* [Dataset excerpt]
──────────

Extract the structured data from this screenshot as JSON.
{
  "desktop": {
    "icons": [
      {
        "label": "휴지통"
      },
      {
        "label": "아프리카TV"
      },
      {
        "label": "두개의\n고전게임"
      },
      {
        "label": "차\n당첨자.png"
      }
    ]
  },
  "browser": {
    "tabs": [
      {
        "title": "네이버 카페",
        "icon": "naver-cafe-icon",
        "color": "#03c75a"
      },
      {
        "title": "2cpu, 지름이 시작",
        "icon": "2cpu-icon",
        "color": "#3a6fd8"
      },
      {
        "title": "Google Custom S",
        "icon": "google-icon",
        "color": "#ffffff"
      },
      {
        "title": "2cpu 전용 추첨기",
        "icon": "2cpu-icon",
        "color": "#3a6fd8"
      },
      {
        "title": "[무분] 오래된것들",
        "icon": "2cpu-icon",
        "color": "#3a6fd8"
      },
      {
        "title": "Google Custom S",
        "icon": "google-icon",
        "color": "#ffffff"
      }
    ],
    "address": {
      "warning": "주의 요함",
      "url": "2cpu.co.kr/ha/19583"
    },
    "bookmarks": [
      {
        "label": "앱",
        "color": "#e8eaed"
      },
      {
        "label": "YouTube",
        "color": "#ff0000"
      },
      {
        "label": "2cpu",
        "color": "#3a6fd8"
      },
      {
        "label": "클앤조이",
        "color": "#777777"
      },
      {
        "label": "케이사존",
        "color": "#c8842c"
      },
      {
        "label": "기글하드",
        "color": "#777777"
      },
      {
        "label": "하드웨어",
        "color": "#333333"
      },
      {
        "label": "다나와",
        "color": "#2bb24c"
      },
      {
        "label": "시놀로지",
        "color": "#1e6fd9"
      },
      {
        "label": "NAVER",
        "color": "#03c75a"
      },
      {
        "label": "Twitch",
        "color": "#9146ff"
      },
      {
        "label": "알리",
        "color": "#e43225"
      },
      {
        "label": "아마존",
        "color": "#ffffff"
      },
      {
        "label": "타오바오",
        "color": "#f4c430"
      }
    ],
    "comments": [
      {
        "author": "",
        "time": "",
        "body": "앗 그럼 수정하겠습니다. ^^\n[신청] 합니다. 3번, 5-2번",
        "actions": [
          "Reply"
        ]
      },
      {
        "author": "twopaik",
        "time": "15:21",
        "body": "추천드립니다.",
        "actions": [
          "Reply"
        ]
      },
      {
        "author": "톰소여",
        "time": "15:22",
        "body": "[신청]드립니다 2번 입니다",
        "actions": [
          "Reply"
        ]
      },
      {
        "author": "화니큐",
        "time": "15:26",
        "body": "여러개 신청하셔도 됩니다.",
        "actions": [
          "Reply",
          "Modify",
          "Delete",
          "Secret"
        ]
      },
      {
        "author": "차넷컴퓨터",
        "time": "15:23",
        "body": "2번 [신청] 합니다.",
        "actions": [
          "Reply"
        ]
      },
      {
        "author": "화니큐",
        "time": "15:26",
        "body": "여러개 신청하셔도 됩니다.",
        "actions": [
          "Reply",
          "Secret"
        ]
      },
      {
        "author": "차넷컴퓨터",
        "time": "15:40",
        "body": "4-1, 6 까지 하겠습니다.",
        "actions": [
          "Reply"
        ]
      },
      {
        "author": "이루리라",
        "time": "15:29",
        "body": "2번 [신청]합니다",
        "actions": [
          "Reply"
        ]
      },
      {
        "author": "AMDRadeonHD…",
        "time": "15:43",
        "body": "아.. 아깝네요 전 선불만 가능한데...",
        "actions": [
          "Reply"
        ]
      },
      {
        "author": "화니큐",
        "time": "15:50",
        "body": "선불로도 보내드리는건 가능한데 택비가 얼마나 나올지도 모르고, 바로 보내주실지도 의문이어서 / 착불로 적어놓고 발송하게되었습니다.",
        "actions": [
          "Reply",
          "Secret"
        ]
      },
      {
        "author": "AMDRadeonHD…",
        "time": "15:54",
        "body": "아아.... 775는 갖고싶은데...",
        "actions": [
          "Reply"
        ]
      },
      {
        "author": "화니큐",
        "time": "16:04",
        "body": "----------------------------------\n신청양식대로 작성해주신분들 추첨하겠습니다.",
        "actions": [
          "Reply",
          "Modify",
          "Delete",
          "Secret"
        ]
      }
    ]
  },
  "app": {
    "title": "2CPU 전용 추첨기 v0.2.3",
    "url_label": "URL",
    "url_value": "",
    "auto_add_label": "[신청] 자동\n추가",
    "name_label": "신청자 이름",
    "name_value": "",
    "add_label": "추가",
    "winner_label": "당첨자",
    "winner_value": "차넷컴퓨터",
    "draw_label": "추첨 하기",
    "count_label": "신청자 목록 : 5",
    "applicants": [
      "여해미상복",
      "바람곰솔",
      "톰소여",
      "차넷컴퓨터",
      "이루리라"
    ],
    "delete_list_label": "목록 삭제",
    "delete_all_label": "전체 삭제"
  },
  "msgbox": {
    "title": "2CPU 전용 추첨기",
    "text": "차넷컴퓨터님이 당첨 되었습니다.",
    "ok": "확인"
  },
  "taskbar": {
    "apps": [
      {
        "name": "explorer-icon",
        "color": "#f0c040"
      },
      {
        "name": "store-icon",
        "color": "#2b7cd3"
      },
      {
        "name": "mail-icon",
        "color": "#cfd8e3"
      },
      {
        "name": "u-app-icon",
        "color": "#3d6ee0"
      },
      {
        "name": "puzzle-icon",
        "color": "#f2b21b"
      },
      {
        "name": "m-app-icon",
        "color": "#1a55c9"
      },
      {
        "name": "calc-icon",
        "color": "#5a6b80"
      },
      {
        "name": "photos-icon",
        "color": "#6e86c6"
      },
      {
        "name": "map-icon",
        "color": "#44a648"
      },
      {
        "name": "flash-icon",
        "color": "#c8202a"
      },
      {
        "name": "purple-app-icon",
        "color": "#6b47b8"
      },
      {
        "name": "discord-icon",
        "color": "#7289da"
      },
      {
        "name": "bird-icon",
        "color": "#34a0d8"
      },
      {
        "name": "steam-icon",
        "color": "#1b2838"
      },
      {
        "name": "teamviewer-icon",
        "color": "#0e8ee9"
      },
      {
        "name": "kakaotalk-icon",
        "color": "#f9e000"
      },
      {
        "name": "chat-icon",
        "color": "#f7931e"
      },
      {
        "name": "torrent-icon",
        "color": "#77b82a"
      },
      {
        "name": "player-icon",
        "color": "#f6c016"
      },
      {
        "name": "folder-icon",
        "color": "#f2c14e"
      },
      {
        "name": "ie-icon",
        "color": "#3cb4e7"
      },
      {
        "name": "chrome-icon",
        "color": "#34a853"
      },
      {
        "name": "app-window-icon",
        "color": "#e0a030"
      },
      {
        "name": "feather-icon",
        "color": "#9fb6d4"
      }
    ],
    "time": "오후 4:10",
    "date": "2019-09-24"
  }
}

──────────

* [Task details]
Pick out every line of the listing containing the word "title", and show those lines.

* [Exercise solution]
        "title": "네이버 카페",
        "title": "2cpu, 지름이 시작",
        "title": "Google Custom S",
        "title": "2cpu 전용 추첨기",
        "title": "[무분] 오래된것들",
        "title": "Google Custom S",
    "title": "2CPU 전용 추첨기 v0.2.3",
    "title": "2CPU 전용 추첨기",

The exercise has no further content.